___ Materials provided
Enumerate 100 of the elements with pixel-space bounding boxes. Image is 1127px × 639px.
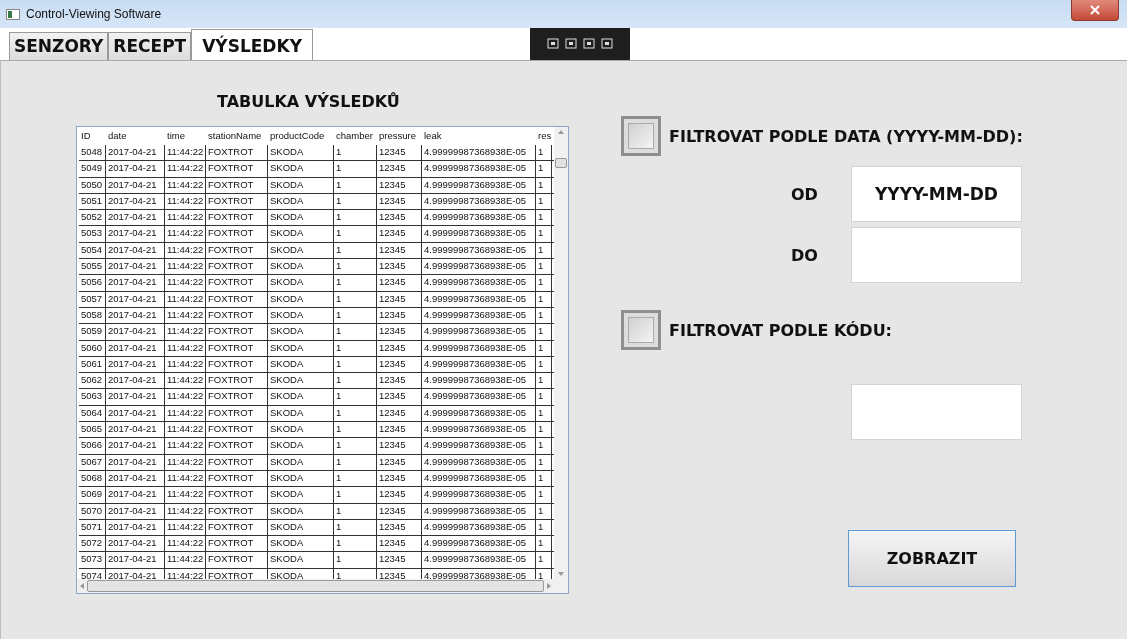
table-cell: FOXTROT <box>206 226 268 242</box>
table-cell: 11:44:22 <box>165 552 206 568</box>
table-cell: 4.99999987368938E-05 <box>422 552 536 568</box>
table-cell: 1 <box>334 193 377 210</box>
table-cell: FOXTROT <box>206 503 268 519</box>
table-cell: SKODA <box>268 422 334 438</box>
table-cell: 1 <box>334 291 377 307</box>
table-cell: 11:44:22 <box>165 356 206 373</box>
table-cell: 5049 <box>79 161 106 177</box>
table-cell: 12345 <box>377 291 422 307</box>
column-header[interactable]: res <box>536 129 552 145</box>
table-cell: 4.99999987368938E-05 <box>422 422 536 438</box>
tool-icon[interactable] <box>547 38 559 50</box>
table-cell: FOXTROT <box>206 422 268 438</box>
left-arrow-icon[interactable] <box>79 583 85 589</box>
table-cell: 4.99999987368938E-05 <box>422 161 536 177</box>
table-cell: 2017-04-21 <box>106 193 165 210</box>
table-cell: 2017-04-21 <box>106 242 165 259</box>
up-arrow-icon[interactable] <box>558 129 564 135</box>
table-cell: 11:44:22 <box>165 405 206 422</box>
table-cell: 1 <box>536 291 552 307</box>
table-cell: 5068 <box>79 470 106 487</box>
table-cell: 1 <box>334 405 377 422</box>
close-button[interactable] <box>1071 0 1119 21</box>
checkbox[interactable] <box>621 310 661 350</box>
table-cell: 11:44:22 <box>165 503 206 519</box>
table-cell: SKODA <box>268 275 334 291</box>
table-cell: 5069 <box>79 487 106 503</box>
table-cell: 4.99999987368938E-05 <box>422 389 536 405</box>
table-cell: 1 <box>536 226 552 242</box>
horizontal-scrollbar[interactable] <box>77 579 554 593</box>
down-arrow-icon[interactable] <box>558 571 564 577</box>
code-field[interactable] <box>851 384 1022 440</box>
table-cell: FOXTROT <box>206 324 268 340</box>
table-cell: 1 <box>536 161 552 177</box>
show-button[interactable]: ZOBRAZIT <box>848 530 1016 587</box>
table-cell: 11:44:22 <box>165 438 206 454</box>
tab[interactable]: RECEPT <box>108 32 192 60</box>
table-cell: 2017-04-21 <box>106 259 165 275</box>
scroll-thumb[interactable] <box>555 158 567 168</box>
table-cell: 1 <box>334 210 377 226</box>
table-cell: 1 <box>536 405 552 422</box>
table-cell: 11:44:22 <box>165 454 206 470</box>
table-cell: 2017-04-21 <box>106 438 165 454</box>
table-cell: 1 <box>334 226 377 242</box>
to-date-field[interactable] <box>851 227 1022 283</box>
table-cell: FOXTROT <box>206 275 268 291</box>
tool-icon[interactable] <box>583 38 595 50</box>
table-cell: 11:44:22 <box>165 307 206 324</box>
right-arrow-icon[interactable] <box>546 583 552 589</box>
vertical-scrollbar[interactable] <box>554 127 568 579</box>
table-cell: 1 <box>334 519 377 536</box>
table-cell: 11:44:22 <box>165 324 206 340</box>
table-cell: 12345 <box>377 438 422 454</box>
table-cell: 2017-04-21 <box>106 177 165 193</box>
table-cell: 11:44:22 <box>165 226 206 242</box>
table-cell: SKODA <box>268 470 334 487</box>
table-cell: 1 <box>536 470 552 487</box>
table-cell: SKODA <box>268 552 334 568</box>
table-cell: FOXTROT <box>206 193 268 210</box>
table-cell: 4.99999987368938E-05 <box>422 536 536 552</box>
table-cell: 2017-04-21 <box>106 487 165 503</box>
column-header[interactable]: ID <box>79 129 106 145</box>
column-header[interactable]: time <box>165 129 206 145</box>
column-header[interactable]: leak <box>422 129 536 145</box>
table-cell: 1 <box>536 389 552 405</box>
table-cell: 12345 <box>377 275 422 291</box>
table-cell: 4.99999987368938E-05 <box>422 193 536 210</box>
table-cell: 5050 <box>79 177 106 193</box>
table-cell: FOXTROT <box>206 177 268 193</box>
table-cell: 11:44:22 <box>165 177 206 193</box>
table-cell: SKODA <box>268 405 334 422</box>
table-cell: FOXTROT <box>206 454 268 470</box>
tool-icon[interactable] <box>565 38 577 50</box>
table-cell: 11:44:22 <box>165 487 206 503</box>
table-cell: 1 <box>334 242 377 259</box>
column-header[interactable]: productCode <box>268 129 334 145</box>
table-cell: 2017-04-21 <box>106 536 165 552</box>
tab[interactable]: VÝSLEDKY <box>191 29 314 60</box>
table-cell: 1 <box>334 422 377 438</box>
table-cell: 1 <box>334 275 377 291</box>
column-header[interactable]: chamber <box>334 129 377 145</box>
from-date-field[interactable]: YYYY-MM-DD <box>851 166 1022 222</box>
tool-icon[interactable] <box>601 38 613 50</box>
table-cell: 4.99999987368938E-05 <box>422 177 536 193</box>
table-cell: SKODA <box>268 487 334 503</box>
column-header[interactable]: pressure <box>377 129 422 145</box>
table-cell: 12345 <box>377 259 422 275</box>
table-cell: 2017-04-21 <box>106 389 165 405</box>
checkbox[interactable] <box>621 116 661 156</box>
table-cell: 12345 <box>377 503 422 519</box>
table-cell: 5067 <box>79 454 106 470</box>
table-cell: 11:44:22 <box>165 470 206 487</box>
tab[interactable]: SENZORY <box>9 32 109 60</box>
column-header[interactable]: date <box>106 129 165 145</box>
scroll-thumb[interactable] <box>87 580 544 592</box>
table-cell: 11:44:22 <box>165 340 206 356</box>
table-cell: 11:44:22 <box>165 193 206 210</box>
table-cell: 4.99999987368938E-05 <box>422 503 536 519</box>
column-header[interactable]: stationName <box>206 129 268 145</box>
______
What the task asks
Return every line of the rows above that contains the string "button", matching case exactly.

The reply
close-button[interactable] <box>1071 0 1119 21</box>
show-button[interactable]: ZOBRAZIT <box>848 530 1016 587</box>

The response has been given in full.